Leave the pictures out. Return all other data exactly.

===============

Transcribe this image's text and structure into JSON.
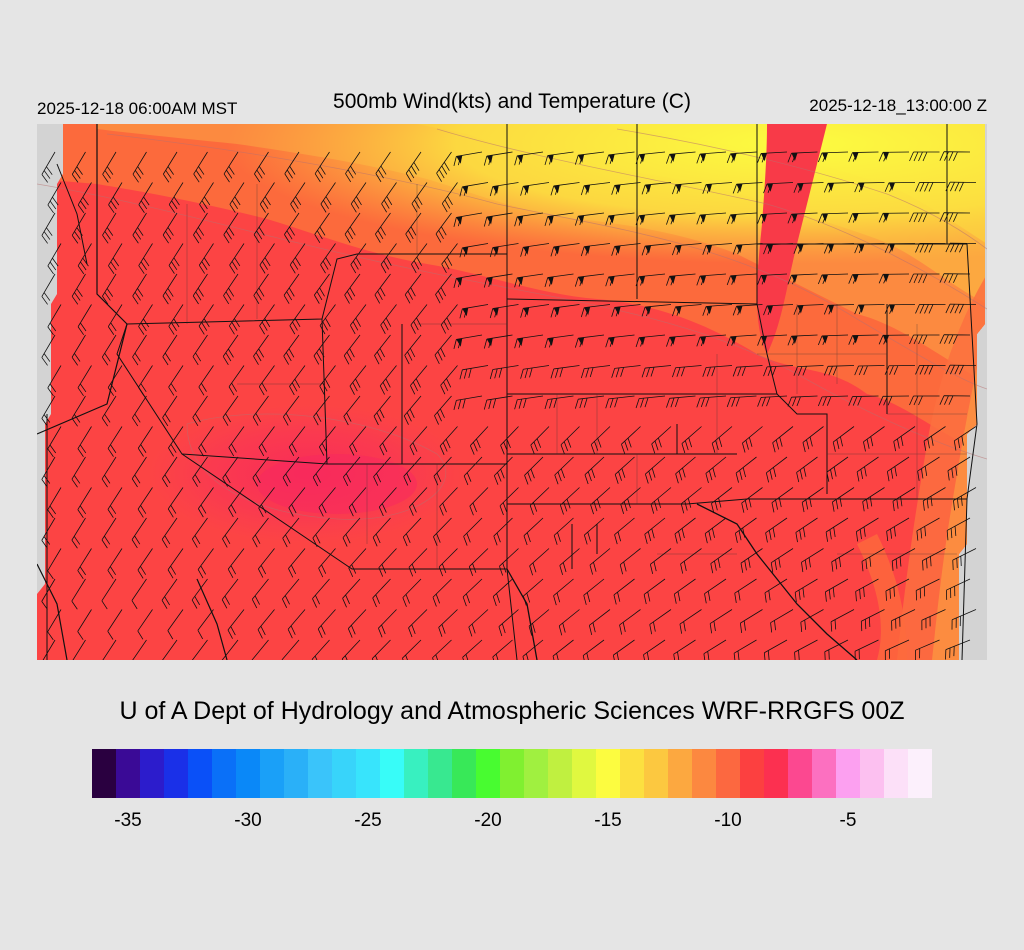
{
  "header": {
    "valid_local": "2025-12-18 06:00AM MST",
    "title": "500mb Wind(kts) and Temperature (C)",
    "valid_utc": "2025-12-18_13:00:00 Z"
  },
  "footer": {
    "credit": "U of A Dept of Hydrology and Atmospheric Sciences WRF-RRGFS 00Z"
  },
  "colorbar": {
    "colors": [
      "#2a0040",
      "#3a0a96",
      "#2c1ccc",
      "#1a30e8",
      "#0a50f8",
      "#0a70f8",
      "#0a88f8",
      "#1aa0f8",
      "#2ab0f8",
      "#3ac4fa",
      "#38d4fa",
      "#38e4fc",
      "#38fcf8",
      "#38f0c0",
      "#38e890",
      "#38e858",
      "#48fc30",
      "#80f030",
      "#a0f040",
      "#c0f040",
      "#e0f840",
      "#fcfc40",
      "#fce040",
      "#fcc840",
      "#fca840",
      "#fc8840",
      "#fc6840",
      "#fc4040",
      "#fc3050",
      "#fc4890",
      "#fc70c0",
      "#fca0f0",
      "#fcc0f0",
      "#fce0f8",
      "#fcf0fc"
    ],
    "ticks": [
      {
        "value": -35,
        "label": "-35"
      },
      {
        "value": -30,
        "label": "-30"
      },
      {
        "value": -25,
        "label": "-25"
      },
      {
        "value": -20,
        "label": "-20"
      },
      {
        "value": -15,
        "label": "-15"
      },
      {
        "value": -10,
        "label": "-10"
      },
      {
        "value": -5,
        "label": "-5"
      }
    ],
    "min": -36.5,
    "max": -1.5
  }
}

===============

=== ANSWER TO THIS PROBLEM ===
Transcribe this image's text and structure into JSON.
{
  "header": {
    "valid_local": "2025-12-18 06:00AM MST",
    "title": "500mb Wind(kts) and Temperature (C)",
    "valid_utc": "2025-12-18_13:00:00 Z"
  },
  "footer": {
    "credit": "U of A Dept of Hydrology and Atmospheric Sciences WRF-RRGFS 00Z"
  },
  "colorbar": {
    "colors": [
      "#2a0040",
      "#3a0a96",
      "#2c1ccc",
      "#1a30e8",
      "#0a50f8",
      "#0a70f8",
      "#0a88f8",
      "#1aa0f8",
      "#2ab0f8",
      "#3ac4fa",
      "#38d4fa",
      "#38e4fc",
      "#38fcf8",
      "#38f0c0",
      "#38e890",
      "#38e858",
      "#48fc30",
      "#80f030",
      "#a0f040",
      "#c0f040",
      "#e0f840",
      "#fcfc40",
      "#fce040",
      "#fcc840",
      "#fca840",
      "#fc8840",
      "#fc6840",
      "#fc4040",
      "#fc3050",
      "#fc4890",
      "#fc70c0",
      "#fca0f0",
      "#fcc0f0",
      "#fce0f8",
      "#fcf0fc"
    ],
    "ticks": [
      {
        "value": -35,
        "label": "-35"
      },
      {
        "value": -30,
        "label": "-30"
      },
      {
        "value": -25,
        "label": "-25"
      },
      {
        "value": -20,
        "label": "-20"
      },
      {
        "value": -15,
        "label": "-15"
      },
      {
        "value": -10,
        "label": "-10"
      },
      {
        "value": -5,
        "label": "-5"
      }
    ],
    "min": -36.5,
    "max": -1.5
  }
}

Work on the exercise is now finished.